WHAT IS ASKED -
Wherever the word "lenge" turns up in a line of the entries, copy that line.

--- DATA ROWS ---

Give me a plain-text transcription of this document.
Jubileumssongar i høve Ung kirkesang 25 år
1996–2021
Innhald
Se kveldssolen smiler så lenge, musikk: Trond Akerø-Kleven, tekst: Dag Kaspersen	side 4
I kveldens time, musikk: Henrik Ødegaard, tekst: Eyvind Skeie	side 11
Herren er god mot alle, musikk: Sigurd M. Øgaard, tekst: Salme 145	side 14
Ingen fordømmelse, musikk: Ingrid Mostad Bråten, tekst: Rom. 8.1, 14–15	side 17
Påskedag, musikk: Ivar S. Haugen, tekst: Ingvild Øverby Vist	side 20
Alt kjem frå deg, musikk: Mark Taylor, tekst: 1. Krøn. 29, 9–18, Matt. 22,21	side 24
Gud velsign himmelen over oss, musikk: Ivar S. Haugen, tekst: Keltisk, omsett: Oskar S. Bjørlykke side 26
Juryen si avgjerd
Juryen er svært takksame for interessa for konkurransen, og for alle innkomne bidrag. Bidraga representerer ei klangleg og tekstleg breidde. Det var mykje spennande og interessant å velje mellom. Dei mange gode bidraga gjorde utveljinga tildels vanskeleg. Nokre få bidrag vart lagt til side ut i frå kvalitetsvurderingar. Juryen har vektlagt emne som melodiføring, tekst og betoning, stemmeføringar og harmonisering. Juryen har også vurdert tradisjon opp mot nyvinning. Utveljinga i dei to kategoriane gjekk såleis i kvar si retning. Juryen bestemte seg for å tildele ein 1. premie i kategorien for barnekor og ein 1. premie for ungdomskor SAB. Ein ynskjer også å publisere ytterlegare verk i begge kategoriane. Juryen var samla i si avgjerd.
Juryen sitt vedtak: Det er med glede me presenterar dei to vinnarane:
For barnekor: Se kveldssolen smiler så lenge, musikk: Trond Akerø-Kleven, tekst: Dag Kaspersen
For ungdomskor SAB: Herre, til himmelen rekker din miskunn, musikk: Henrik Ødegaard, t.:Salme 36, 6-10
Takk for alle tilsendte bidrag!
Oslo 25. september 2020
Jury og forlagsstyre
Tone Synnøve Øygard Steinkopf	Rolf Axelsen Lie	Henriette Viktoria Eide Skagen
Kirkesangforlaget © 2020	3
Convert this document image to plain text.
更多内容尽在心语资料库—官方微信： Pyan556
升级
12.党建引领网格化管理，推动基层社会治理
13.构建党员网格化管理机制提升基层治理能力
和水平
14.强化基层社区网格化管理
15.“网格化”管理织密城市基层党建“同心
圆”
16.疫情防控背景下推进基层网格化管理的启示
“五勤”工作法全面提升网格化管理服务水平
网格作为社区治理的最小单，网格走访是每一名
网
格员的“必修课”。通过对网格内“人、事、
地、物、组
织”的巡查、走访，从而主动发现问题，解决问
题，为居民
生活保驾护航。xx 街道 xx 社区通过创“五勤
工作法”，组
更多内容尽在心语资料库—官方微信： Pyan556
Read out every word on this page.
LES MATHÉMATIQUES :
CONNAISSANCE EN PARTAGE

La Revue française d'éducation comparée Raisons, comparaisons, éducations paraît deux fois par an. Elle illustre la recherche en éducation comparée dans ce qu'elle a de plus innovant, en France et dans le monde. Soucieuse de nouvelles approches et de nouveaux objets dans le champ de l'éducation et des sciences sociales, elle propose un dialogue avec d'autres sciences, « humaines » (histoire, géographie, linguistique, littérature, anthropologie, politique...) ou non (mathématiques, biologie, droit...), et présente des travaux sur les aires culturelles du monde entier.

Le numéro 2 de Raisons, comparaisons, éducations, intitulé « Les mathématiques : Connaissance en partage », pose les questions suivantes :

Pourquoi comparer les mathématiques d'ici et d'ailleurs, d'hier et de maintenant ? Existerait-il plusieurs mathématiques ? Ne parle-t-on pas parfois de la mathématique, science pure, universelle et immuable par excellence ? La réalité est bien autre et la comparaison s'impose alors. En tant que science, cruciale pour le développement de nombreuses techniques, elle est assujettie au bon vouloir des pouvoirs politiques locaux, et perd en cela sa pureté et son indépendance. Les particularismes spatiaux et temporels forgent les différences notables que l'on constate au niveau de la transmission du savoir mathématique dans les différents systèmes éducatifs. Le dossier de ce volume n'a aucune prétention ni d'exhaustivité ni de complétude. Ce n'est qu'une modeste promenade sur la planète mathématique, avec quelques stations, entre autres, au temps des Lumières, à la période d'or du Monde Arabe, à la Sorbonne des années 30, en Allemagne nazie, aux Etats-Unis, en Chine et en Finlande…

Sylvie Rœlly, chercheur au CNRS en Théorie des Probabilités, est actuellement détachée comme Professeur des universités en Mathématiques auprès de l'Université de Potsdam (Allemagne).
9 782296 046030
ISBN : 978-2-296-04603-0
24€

---

WRITTEN REPLY -
Se kveldssolen smiler så lenge, musikk: Trond Akerø-Kleven, tekst: Dag Kaspersen	side 4
For barnekor: Se kveldssolen smiler så lenge, musikk: Trond Akerø-Kleven, tekst: Dag Kaspersen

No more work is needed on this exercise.